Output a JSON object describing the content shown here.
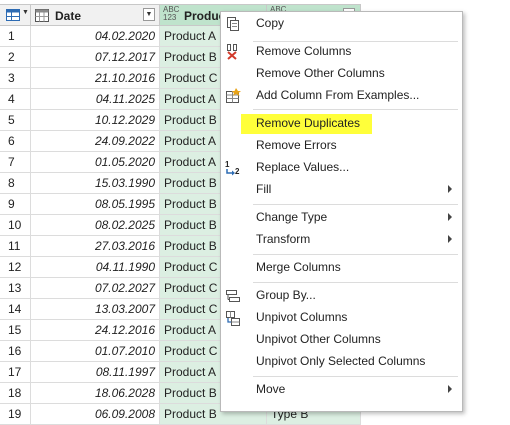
{
  "grid": {
    "columns": [
      {
        "name": "Date"
      },
      {
        "name": "Product",
        "type_badge_top": "ABC",
        "type_badge_bottom": "123"
      },
      {
        "name": "",
        "type_badge_top": "ABC",
        "type_badge_bottom": ""
      }
    ],
    "rows": [
      {
        "n": "1",
        "date": "04.02.2020",
        "product": "Product A",
        "type": ""
      },
      {
        "n": "2",
        "date": "07.12.2017",
        "product": "Product B",
        "type": ""
      },
      {
        "n": "3",
        "date": "21.10.2016",
        "product": "Product C",
        "type": ""
      },
      {
        "n": "4",
        "date": "04.11.2025",
        "product": "Product A",
        "type": ""
      },
      {
        "n": "5",
        "date": "10.12.2029",
        "product": "Product B",
        "type": ""
      },
      {
        "n": "6",
        "date": "24.09.2022",
        "product": "Product A",
        "type": ""
      },
      {
        "n": "7",
        "date": "01.05.2020",
        "product": "Product A",
        "type": ""
      },
      {
        "n": "8",
        "date": "15.03.1990",
        "product": "Product B",
        "type": ""
      },
      {
        "n": "9",
        "date": "08.05.1995",
        "product": "Product B",
        "type": ""
      },
      {
        "n": "10",
        "date": "08.02.2025",
        "product": "Product B",
        "type": ""
      },
      {
        "n": "11",
        "date": "27.03.2016",
        "product": "Product B",
        "type": ""
      },
      {
        "n": "12",
        "date": "04.11.1990",
        "product": "Product C",
        "type": ""
      },
      {
        "n": "13",
        "date": "07.02.2027",
        "product": "Product C",
        "type": ""
      },
      {
        "n": "14",
        "date": "13.03.2007",
        "product": "Product C",
        "type": ""
      },
      {
        "n": "15",
        "date": "24.12.2016",
        "product": "Product A",
        "type": ""
      },
      {
        "n": "16",
        "date": "01.07.2010",
        "product": "Product C",
        "type": ""
      },
      {
        "n": "17",
        "date": "08.11.1997",
        "product": "Product A",
        "type": ""
      },
      {
        "n": "18",
        "date": "18.06.2028",
        "product": "Product B",
        "type": ""
      },
      {
        "n": "19",
        "date": "06.09.2008",
        "product": "Product B",
        "type": "Type B"
      }
    ]
  },
  "context_menu": {
    "items": [
      {
        "label": "Copy",
        "icon": "copy-icon"
      },
      {
        "label": "Remove Columns",
        "icon": "remove-columns-icon"
      },
      {
        "label": "Remove Other Columns",
        "icon": ""
      },
      {
        "label": "Add Column From Examples...",
        "icon": "add-column-examples-icon"
      },
      {
        "label": "Remove Duplicates",
        "icon": "",
        "highlight_color": "#ffff3a"
      },
      {
        "label": "Remove Errors",
        "icon": ""
      },
      {
        "label": "Replace Values...",
        "icon": "replace-values-icon"
      },
      {
        "label": "Fill",
        "icon": "",
        "submenu": true
      },
      {
        "label": "Change Type",
        "icon": "",
        "submenu": true
      },
      {
        "label": "Transform",
        "icon": "",
        "submenu": true
      },
      {
        "label": "Merge Columns",
        "icon": ""
      },
      {
        "label": "Group By...",
        "icon": "group-by-icon"
      },
      {
        "label": "Unpivot Columns",
        "icon": "unpivot-columns-icon"
      },
      {
        "label": "Unpivot Other Columns",
        "icon": ""
      },
      {
        "label": "Unpivot Only Selected Columns",
        "icon": ""
      },
      {
        "label": "Move",
        "icon": "",
        "submenu": true
      }
    ]
  },
  "colors": {
    "selected_column": "#dcefe2",
    "selected_header": "#bfe3cc",
    "highlight": "#ffff3a",
    "remove_icon_red": "#d23a2a"
  }
}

§ **WRITTEN TASK**
Give the material again exactly as it is, but keep the pictures out.

§ **WRITTEN ANSWER**
Output a JSON object describing the content shown here.
{
  "grid": {
    "columns": [
      {
        "name": "Date"
      },
      {
        "name": "Product",
        "type_badge_top": "ABC",
        "type_badge_bottom": "123"
      },
      {
        "name": "",
        "type_badge_top": "ABC",
        "type_badge_bottom": ""
      }
    ],
    "rows": [
      {
        "n": "1",
        "date": "04.02.2020",
        "product": "Product A",
        "type": ""
      },
      {
        "n": "2",
        "date": "07.12.2017",
        "product": "Product B",
        "type": ""
      },
      {
        "n": "3",
        "date": "21.10.2016",
        "product": "Product C",
        "type": ""
      },
      {
        "n": "4",
        "date": "04.11.2025",
        "product": "Product A",
        "type": ""
      },
      {
        "n": "5",
        "date": "10.12.2029",
        "product": "Product B",
        "type": ""
      },
      {
        "n": "6",
        "date": "24.09.2022",
        "product": "Product A",
        "type": ""
      },
      {
        "n": "7",
        "date": "01.05.2020",
        "product": "Product A",
        "type": ""
      },
      {
        "n": "8",
        "date": "15.03.1990",
        "product": "Product B",
        "type": ""
      },
      {
        "n": "9",
        "date": "08.05.1995",
        "product": "Product B",
        "type": ""
      },
      {
        "n": "10",
        "date": "08.02.2025",
        "product": "Product B",
        "type": ""
      },
      {
        "n": "11",
        "date": "27.03.2016",
        "product": "Product B",
        "type": ""
      },
      {
        "n": "12",
        "date": "04.11.1990",
        "product": "Product C",
        "type": ""
      },
      {
        "n": "13",
        "date": "07.02.2027",
        "product": "Product C",
        "type": ""
      },
      {
        "n": "14",
        "date": "13.03.2007",
        "product": "Product C",
        "type": ""
      },
      {
        "n": "15",
        "date": "24.12.2016",
        "product": "Product A",
        "type": ""
      },
      {
        "n": "16",
        "date": "01.07.2010",
        "product": "Product C",
        "type": ""
      },
      {
        "n": "17",
        "date": "08.11.1997",
        "product": "Product A",
        "type": ""
      },
      {
        "n": "18",
        "date": "18.06.2028",
        "product": "Product B",
        "type": ""
      },
      {
        "n": "19",
        "date": "06.09.2008",
        "product": "Product B",
        "type": "Type B"
      }
    ]
  },
  "context_menu": {
    "items": [
      {
        "label": "Copy",
        "icon": "copy-icon"
      },
      {
        "label": "Remove Columns",
        "icon": "remove-columns-icon"
      },
      {
        "label": "Remove Other Columns",
        "icon": ""
      },
      {
        "label": "Add Column From Examples...",
        "icon": "add-column-examples-icon"
      },
      {
        "label": "Remove Duplicates",
        "icon": "",
        "highlight_color": "#ffff3a"
      },
      {
        "label": "Remove Errors",
        "icon": ""
      },
      {
        "label": "Replace Values...",
        "icon": "replace-values-icon"
      },
      {
        "label": "Fill",
        "icon": "",
        "submenu": true
      },
      {
        "label": "Change Type",
        "icon": "",
        "submenu": true
      },
      {
        "label": "Transform",
        "icon": "",
        "submenu": true
      },
      {
        "label": "Merge Columns",
        "icon": ""
      },
      {
        "label": "Group By...",
        "icon": "group-by-icon"
      },
      {
        "label": "Unpivot Columns",
        "icon": "unpivot-columns-icon"
      },
      {
        "label": "Unpivot Other Columns",
        "icon": ""
      },
      {
        "label": "Unpivot Only Selected Columns",
        "icon": ""
      },
      {
        "label": "Move",
        "icon": "",
        "submenu": true
      }
    ]
  },
  "colors": {
    "selected_column": "#dcefe2",
    "selected_header": "#bfe3cc",
    "highlight": "#ffff3a",
    "remove_icon_red": "#d23a2a"
  }
}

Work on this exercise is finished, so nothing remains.